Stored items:
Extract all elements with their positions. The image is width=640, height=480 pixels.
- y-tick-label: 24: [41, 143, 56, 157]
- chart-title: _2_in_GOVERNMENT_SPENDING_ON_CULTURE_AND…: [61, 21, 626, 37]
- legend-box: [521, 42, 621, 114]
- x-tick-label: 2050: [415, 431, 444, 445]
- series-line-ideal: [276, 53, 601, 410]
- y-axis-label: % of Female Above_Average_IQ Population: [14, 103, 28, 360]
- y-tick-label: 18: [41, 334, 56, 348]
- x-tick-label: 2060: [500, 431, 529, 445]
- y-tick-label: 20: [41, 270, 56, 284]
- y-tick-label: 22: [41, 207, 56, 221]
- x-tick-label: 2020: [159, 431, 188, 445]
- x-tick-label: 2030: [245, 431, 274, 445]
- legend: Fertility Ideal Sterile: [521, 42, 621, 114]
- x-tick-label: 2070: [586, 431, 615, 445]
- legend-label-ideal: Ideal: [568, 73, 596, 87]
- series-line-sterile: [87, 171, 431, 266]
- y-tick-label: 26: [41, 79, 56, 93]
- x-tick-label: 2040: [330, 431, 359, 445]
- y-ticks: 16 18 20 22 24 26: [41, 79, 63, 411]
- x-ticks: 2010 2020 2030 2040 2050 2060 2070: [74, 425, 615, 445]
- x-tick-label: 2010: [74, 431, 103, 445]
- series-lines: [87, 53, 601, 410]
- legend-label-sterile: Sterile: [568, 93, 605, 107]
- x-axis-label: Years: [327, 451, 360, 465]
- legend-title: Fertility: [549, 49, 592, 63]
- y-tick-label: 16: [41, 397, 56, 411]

▶ [Problem details] Turn the data from its first line through the line containing "- series-line-ideal: [276, 53, 601, 410]", both included, into a JSON list of strings with one string per line and blank lines omitted.

▶ [Solution to this problem]
[
  "Extract all elements with their positions. The image is width=640, height=480 pixels.",
  "- y-tick-label: 24: [41, 143, 56, 157]",
  "- chart-title: _2_in_GOVERNMENT_SPENDING_ON_CULTURE_AND…: [61, 21, 626, 37]",
  "- legend-box: [521, 42, 621, 114]",
  "- x-tick-label: 2050: [415, 431, 444, 445]",
  "- series-line-ideal: [276, 53, 601, 410]"
]